[Records from a dataset]
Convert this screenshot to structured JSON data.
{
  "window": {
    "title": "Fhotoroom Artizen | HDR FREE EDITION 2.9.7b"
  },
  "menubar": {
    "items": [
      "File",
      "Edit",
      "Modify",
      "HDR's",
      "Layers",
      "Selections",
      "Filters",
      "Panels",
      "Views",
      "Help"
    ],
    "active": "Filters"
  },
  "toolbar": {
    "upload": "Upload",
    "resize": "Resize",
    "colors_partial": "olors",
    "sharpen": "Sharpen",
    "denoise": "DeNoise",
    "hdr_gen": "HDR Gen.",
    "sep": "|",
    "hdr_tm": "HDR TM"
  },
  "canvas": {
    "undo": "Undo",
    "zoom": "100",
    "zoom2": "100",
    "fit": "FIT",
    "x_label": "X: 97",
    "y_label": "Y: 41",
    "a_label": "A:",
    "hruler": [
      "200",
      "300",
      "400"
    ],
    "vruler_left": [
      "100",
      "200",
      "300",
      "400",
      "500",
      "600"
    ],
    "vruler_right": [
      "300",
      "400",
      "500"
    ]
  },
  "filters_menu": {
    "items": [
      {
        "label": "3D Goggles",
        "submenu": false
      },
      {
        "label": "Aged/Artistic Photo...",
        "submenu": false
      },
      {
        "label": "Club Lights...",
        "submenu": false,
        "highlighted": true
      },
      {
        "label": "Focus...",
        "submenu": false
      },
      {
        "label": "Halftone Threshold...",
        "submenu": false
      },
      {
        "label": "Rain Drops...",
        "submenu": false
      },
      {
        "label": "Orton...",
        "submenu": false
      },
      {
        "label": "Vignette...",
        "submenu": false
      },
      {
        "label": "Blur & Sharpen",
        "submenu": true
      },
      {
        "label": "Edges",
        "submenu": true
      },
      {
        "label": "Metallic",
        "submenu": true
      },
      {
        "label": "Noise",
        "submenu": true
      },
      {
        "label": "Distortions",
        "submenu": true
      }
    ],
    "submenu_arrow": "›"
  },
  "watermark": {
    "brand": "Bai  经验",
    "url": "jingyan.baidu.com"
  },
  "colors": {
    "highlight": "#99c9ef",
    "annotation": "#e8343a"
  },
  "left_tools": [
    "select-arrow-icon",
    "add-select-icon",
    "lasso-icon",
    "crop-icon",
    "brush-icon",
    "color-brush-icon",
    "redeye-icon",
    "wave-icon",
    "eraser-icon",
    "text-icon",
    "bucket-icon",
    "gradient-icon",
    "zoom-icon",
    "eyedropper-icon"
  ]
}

WORK TO COMPLETE: Retype all the records, matching them exactly.

COMPLETE RESPONSE:
Convert this screenshot to structured JSON data.
{
  "window": {
    "title": "Fhotoroom Artizen | HDR FREE EDITION 2.9.7b"
  },
  "menubar": {
    "items": [
      "File",
      "Edit",
      "Modify",
      "HDR's",
      "Layers",
      "Selections",
      "Filters",
      "Panels",
      "Views",
      "Help"
    ],
    "active": "Filters"
  },
  "toolbar": {
    "upload": "Upload",
    "resize": "Resize",
    "colors_partial": "olors",
    "sharpen": "Sharpen",
    "denoise": "DeNoise",
    "hdr_gen": "HDR Gen.",
    "sep": "|",
    "hdr_tm": "HDR TM"
  },
  "canvas": {
    "undo": "Undo",
    "zoom": "100",
    "zoom2": "100",
    "fit": "FIT",
    "x_label": "X: 97",
    "y_label": "Y: 41",
    "a_label": "A:",
    "hruler": [
      "200",
      "300",
      "400"
    ],
    "vruler_left": [
      "100",
      "200",
      "300",
      "400",
      "500",
      "600"
    ],
    "vruler_right": [
      "300",
      "400",
      "500"
    ]
  },
  "filters_menu": {
    "items": [
      {
        "label": "3D Goggles",
        "submenu": false
      },
      {
        "label": "Aged/Artistic Photo...",
        "submenu": false
      },
      {
        "label": "Club Lights...",
        "submenu": false,
        "highlighted": true
      },
      {
        "label": "Focus...",
        "submenu": false
      },
      {
        "label": "Halftone Threshold...",
        "submenu": false
      },
      {
        "label": "Rain Drops...",
        "submenu": false
      },
      {
        "label": "Orton...",
        "submenu": false
      },
      {
        "label": "Vignette...",
        "submenu": false
      },
      {
        "label": "Blur & Sharpen",
        "submenu": true
      },
      {
        "label": "Edges",
        "submenu": true
      },
      {
        "label": "Metallic",
        "submenu": true
      },
      {
        "label": "Noise",
        "submenu": true
      },
      {
        "label": "Distortions",
        "submenu": true
      }
    ],
    "submenu_arrow": "›"
  },
  "watermark": {
    "brand": "Bai  经验",
    "url": "jingyan.baidu.com"
  },
  "colors": {
    "highlight": "#99c9ef",
    "annotation": "#e8343a"
  },
  "left_tools": [
    "select-arrow-icon",
    "add-select-icon",
    "lasso-icon",
    "crop-icon",
    "brush-icon",
    "color-brush-icon",
    "redeye-icon",
    "wave-icon",
    "eraser-icon",
    "text-icon",
    "bucket-icon",
    "gradient-icon",
    "zoom-icon",
    "eyedropper-icon"
  ]
}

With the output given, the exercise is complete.